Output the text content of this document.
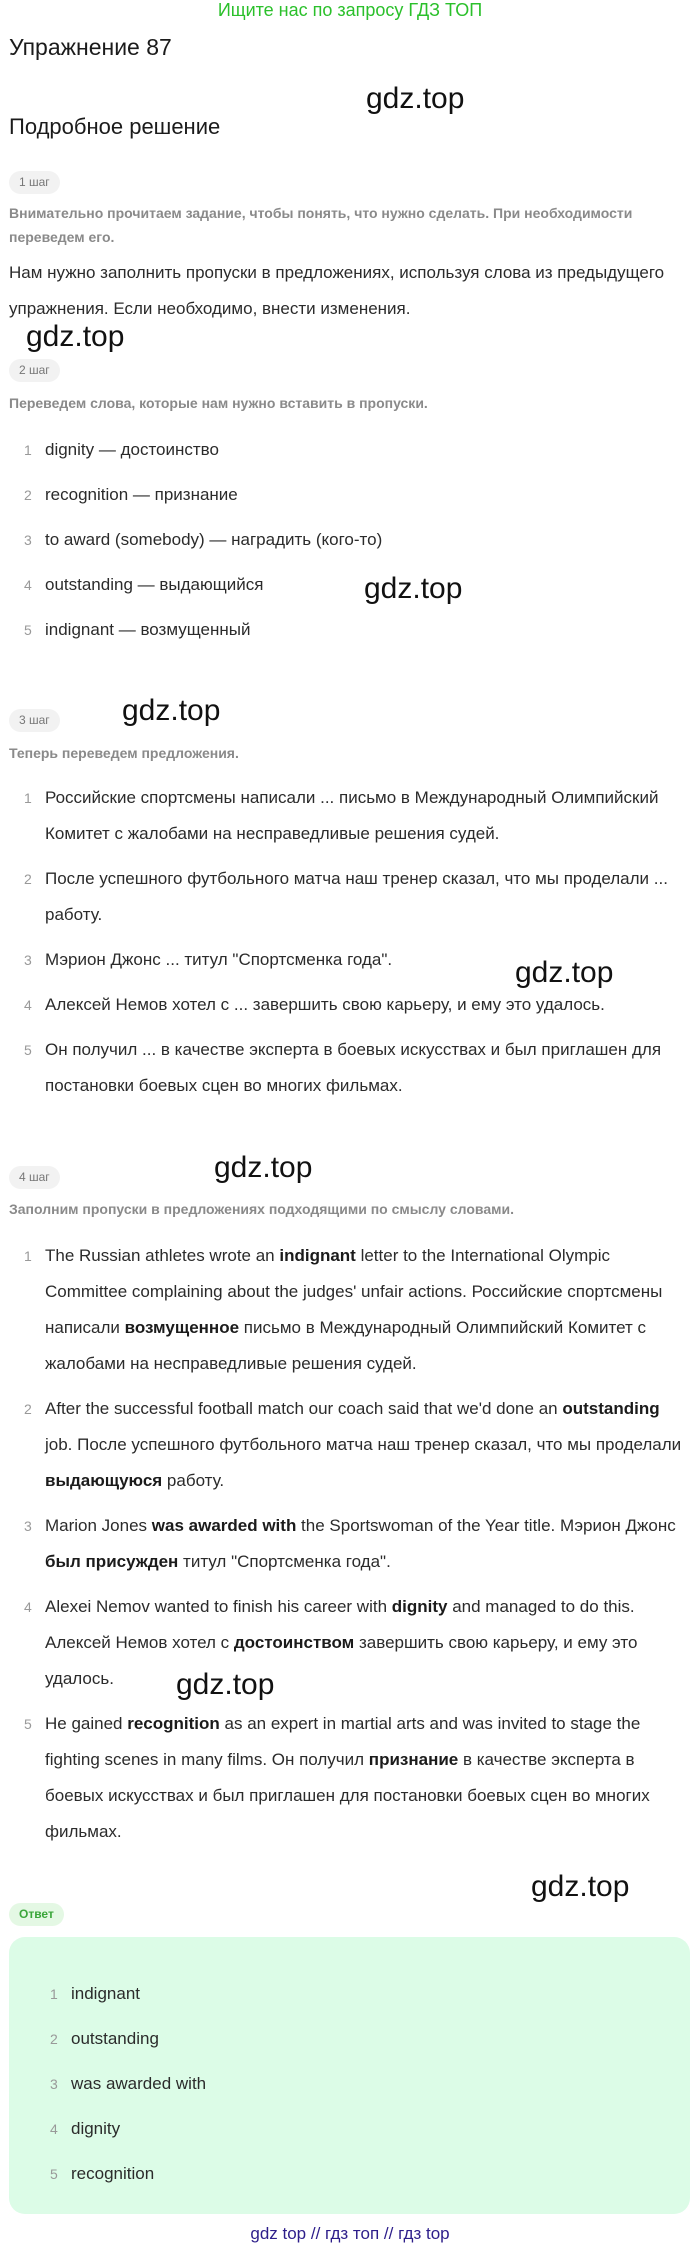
Ищите нас по запросу ГДЗ ТОП
Упражнение 87
Подробное решение
gdz.top
gdz.top
gdz.top
gdz.top
gdz.top
gdz.top
gdz.top
gdz.top
1 шаг
Внимательно прочитаем задание, чтобы понять, что нужно сделать. При необходимости переведем его.
Нам нужно заполнить пропуски в предложениях, используя слова из предыдущего упражнения. Если необходимо, внести изменения.
2 шаг
Переведем слова, которые нам нужно вставить в пропуски.
1 dignity — достоинство
2 recognition — признание
3 to award (somebody) — наградить (кого-то)
4 outstanding — выдающийся
5 indignant — возмущенный
3 шаг
Теперь переведем предложения.
1 Российские спортсмены написали ... письмо в Международный Олимпийский Комитет с жалобами на несправедливые решения судей.
2 После успешного футбольного матча наш тренер сказал, что мы проделали ... работу.
3 Мэрион Джонс ... титул "Спортсменка года".
4 Алексей Немов хотел с ... завершить свою карьеру, и ему это удалось.
5 Он получил ... в качестве эксперта в боевых искусствах и был приглашен для постановки боевых сцен во многих фильмах.
4 шаг
Заполним пропуски в предложениях подходящими по смыслу словами.
1 The Russian athletes wrote an indignant letter to the International Olympic Committee complaining about the judges' unfair actions. Российские спортсмены написали возмущенное письмо в Международный Олимпийский Комитет с жалобами на несправедливые решения судей.
2 After the successful football match our coach said that we'd done an outstanding job. После успешного футбольного матча наш тренер сказал, что мы проделали выдающуюся работу.
3 Marion Jones was awarded with the Sportswoman of the Year title. Мэрион Джонс был присужден титул "Спортсменка года".
4 Alexei Nemov wanted to finish his career with dignity and managed to do this. Алексей Немов хотел с достоинством завершить свою карьеру, и ему это удалось.
5 He gained recognition as an expert in martial arts and was invited to stage the fighting scenes in many films. Он получил признание в качестве эксперта в боевых искусствах и был приглашен для постановки боевых сцен во многих фильмах.
Ответ
1 indignant
2 outstanding
3 was awarded with
4 dignity
5 recognition
gdz top // гдз топ // гдз top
___
Exercise goal — Gather all lines where the word "года" appears.

Exercise solution —
3 Мэрион Джонс ... титул "Спортсменка года".
3 Marion Jones was awarded with the Sportswoman of the Year title. Мэрион Джонс был присужден титул "Спортсменка года".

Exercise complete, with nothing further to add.